▸ Extracted records:

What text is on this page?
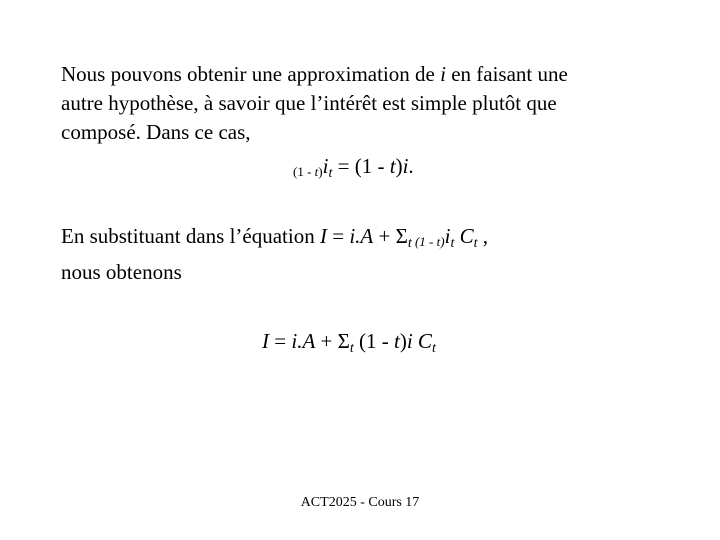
Nous pouvons obtenir une approximation de i en faisant une
autre hypothèse, à savoir que l’intérêt est simple plutôt que
composé. Dans ce cas,
$(1 - t)i_t = (1 - t)i$.
En substituant dans l’équation $I = i.A + \Sigma_t$ $(1 - t)i_t$ $C_t$ ,
nous obtenons
$I = i.A + \Sigma_t$ (1 - t)i $C_t$
ACT2025 - Cours 17
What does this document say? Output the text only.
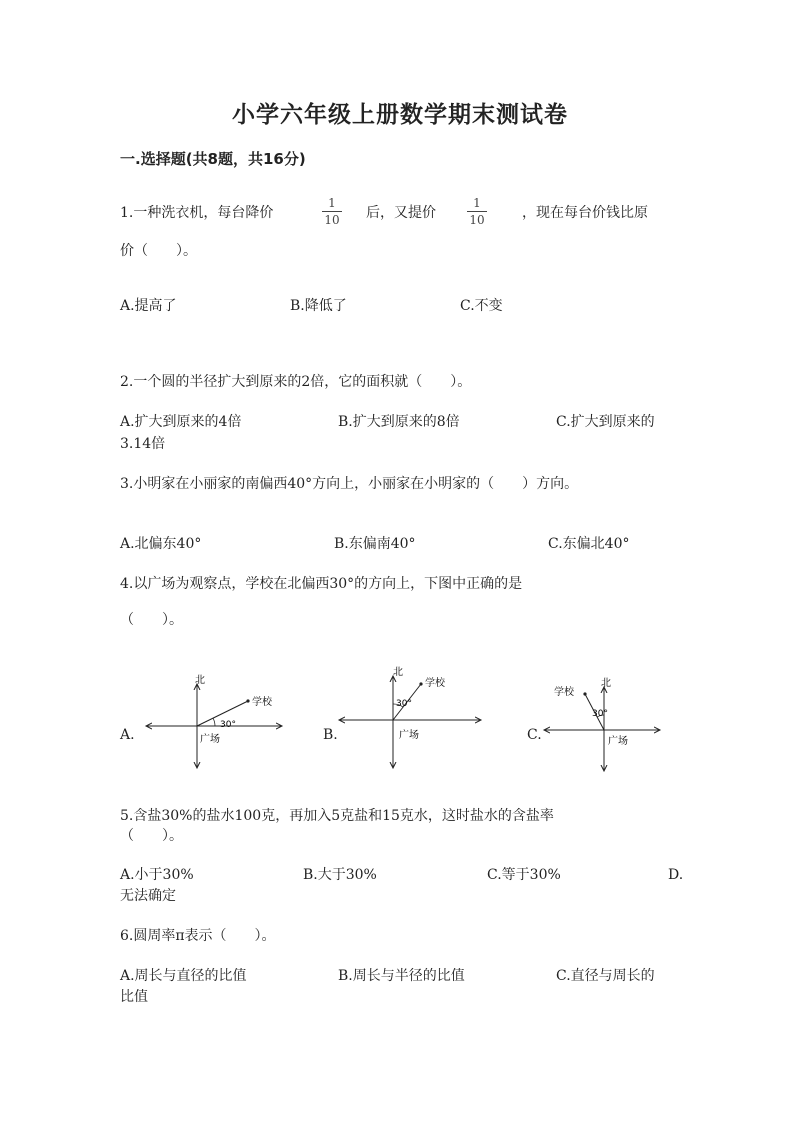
小学六年级上册数学期末测试卷
一.选择题(共8题，共16分)
1.一种洗衣机，每台降价
1
10 后，又提价
1
10	，现在每台价钱比原
价（　　）。
A.提高了	B.降低了	C.不变
2.一个圆的半径扩大到原来的2倍，它的面积就（　　）。
A.扩大到原来的4倍	B.扩大到原来的8倍	C.扩大到原来的
3.14倍
3.小明家在小丽家的南偏西40°方向上，小丽家在小明家的（　　）方向。
A.北偏东40°	B.东偏南40°	C.东偏北40°
4.以广场为观察点，学校在北偏西30°的方向上，下图中正确的是
（　　）。
A.	B.	C.
北
学校
30°
广场
北
学校
30°
广场
北
学校
30°
广场
5.含盐30%的盐水100克，再加入5克盐和15克水，这时盐水的含盐率
（　　）。
A.小于30%	B.大于30%	C.等于30%	D.
无法确定
6.圆周率π表示（　　）。
A.周长与直径的比值	B.周长与半径的比值	C.直径与周长的
比值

▸ Task brief:
Looking at the records above, work out how many lines include the string "this". Give the number and nothing else.

▸ Complete output:
2